* **SHORT PROBLEM A**:
Reproduce verbatim the part of the bitcoin mining discussion that opens with the words containing "Please, need an" and closes with "at 14 Th/s.".

>> start TEXT SEGMENT

Please, need an answer for a very tricky question - if a bitcoin price falls much and miners will quit, the mining difficulty should fall.
Does this mean that it will become easier to attack the whole bitcoin system? (the whole amount of calculations need to be made will decrease as long as mining difficulty decreased).  Cool

Sorry of not the right forum branch! Embarrassed


At this moment, the total hashrate is 19500 Ph/s.
In order to perform a 51% attack, you'd need a mining farm producing ~10.000 Ph/s, that's 10.000.000 Th/s

A single antminer S9 hashes at 14 Th/s.

So, you'd need about 700.000 S9's to perform a 51 attack right now.. The diff would have to drop a whole lot before a 51% attack is feasible.

That's what i mean - i guess that current hashrate is high due to high btc price. But IF price falls 10 times (for example), lots of miners (for ex 80%) will quite. then just 150 000 antminers will be enough (we should keep in mind the quited number of miners, they will be happy to get rid of the wasted equipment)

>> end TEXT SEGMENT
>> start EXERCISE MATERIAL

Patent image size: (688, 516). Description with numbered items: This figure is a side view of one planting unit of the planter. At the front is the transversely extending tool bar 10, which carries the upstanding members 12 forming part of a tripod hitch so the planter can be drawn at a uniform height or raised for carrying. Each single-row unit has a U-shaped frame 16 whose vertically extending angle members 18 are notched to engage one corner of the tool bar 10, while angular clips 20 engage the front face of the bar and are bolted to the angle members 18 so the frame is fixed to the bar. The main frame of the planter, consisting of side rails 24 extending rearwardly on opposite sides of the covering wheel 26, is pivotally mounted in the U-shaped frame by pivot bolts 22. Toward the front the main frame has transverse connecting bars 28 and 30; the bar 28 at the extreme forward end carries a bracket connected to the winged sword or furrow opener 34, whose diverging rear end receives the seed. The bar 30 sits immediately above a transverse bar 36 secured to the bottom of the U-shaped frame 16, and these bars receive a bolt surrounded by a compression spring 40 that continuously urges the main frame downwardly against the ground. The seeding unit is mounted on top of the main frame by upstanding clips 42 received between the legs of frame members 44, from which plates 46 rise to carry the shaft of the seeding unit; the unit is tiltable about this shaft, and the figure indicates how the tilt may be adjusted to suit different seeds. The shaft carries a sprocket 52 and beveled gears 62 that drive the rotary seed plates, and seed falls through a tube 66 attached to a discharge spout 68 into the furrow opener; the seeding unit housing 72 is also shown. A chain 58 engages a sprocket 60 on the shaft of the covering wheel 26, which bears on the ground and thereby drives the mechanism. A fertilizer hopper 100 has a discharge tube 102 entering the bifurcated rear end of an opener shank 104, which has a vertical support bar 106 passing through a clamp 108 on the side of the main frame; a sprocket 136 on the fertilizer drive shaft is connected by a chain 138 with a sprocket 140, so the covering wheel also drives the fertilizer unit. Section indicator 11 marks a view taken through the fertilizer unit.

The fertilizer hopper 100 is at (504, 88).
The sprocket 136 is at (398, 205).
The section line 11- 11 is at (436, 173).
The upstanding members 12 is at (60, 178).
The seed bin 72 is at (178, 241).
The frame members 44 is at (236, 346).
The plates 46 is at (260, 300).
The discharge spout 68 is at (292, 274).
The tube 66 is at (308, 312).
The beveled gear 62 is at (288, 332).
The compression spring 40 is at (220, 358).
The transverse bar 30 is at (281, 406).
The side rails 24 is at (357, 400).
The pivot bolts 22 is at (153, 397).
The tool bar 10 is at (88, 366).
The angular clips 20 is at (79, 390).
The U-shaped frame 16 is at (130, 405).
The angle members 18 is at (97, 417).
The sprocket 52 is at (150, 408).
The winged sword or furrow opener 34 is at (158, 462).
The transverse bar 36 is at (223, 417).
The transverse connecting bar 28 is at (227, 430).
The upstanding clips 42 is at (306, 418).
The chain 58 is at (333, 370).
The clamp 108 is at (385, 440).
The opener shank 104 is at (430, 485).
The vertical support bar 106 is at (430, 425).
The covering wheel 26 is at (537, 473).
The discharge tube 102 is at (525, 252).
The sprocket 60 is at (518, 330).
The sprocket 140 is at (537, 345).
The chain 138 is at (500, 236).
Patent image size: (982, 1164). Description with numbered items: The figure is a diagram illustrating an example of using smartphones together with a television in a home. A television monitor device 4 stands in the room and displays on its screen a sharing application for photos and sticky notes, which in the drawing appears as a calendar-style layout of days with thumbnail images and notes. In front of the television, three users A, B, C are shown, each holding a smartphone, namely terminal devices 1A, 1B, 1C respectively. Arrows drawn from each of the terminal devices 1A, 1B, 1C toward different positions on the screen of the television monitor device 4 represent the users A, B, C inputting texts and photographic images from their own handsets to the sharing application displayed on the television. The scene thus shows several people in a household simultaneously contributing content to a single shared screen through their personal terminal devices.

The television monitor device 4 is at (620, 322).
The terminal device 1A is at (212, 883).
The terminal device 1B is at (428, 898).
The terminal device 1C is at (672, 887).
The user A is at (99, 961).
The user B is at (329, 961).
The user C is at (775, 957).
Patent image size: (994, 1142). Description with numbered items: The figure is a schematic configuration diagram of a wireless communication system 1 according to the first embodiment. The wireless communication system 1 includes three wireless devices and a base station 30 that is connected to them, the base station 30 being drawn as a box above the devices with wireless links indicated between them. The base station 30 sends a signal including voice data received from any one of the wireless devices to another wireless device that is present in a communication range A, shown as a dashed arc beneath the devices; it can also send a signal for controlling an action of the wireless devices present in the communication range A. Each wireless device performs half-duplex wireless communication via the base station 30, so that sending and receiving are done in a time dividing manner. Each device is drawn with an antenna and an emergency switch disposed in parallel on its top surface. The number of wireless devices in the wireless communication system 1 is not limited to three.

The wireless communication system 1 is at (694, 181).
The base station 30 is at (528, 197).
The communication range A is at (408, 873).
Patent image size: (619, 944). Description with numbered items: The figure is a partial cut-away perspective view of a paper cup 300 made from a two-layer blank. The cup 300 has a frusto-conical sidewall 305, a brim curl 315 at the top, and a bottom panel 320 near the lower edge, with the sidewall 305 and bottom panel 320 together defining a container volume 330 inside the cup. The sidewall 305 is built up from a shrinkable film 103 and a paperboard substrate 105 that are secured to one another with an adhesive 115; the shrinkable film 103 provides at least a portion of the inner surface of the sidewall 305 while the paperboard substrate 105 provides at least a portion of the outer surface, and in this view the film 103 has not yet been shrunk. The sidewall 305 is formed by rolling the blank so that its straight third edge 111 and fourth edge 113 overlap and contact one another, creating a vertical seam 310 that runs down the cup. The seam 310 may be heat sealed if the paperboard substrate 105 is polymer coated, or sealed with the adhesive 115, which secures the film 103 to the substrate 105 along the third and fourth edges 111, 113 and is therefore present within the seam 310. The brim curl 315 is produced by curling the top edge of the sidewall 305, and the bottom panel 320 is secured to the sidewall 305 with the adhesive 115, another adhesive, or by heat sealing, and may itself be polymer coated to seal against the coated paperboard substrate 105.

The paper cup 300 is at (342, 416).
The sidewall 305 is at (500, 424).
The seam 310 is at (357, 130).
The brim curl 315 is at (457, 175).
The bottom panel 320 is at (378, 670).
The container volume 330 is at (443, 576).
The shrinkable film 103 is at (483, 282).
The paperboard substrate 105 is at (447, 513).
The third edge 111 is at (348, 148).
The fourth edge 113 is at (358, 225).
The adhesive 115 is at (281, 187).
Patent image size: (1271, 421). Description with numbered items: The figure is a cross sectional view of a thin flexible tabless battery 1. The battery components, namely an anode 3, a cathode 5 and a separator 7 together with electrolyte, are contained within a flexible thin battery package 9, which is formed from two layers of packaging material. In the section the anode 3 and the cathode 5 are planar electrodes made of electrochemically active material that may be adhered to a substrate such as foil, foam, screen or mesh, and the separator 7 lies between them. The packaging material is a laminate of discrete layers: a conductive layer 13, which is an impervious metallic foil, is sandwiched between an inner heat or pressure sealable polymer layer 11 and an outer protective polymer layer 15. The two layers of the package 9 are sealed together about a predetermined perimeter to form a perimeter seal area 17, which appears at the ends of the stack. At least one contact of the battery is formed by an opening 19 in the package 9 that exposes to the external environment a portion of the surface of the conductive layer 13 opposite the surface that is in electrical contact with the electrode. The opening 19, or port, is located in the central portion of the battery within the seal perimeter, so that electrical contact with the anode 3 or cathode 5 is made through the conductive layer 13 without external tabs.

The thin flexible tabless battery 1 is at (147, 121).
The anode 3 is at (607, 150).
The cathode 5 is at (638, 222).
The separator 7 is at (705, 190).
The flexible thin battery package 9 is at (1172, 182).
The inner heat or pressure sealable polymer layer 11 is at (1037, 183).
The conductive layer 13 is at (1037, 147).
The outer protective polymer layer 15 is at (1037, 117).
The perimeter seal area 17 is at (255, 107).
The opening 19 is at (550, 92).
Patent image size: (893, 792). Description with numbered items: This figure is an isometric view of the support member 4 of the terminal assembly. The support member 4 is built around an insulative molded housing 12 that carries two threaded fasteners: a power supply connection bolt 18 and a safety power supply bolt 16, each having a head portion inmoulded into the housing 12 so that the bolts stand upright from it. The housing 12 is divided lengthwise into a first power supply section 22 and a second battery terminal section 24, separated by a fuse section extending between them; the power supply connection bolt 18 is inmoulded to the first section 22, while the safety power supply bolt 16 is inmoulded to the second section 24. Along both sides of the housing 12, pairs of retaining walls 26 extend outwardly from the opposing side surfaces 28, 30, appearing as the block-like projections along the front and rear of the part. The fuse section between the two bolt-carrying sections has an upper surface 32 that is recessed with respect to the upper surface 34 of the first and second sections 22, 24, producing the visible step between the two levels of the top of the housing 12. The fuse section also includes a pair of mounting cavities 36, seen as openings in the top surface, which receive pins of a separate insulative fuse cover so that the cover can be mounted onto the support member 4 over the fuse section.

>> end EXERCISE MATERIAL

* **SHORT PROBLEM B**:
Rewrite as a JSON list of strings the part of the entries that opens with the line containing "Patent image size: (1271, 421)." and closes with the line containing "The opening 19 is at (550, 92).", both lines included. Use one string per line and leave out blank lines.

* **TASK ANSWER A**:
Please, need an answer for a very tricky question - if a bitcoin price falls much and miners will quit, the mining difficulty should fall.
Does this mean that it will become easier to attack the whole bitcoin system? (the whole amount of calculations need to be made will decrease as long as mining difficulty decreased).  Cool

Sorry of not the right forum branch! Embarrassed


At this moment, the total hashrate is 19500 Ph/s.
In order to perform a 51% attack, you'd need a mining farm producing ~10.000 Ph/s, that's 10.000.000 Th/s

A single antminer S9 hashes at 14 Th/s.

* **TASK ANSWER B**:
[
  "Patent image size: (1271, 421). Description with numbered items: The figure is a cross sectional view of a thin flexible tabless battery 1. The battery components, namely an anode 3, a cathode 5 and a separator 7 together with electrolyte, are contained within a flexible thin battery package 9, which is formed from two layers of packaging material. In the section the anode 3 and the cathode 5 are planar electrodes made of electrochemically active material that may be adhered to a substrate such as foil, foam, screen or mesh, and the separator 7 lies between them. The packaging material is a laminate of discrete layers: a conductive layer 13, which is an impervious metallic foil, is sandwiched between an inner heat or pressure sealable polymer layer 11 and an outer protective polymer layer 15. The two layers of the package 9 are sealed together about a predetermined perimeter to form a perimeter seal area 17, which appears at the ends of the stack. At least one contact of the battery is formed by an opening 19 in the package 9 that exposes to the external environment a portion of the surface of the conductive layer 13 opposite the surface that is in electrical contact with the electrode. The opening 19, or port, is located in the central portion of the battery within the seal perimeter, so that electrical contact with the anode 3 or cathode 5 is made through the conductive layer 13 without external tabs.",
  "The thin flexible tabless battery 1 is at (147, 121).",
  "The anode 3 is at (607, 150).",
  "The cathode 5 is at (638, 222).",
  "The separator 7 is at (705, 190).",
  "The flexible thin battery package 9 is at (1172, 182).",
  "The inner heat or pressure sealable polymer layer 11 is at (1037, 183).",
  "The conductive layer 13 is at (1037, 147).",
  "The outer protective polymer layer 15 is at (1037, 117).",
  "The perimeter seal area 17 is at (255, 107).",
  "The opening 19 is at (550, 92)."
]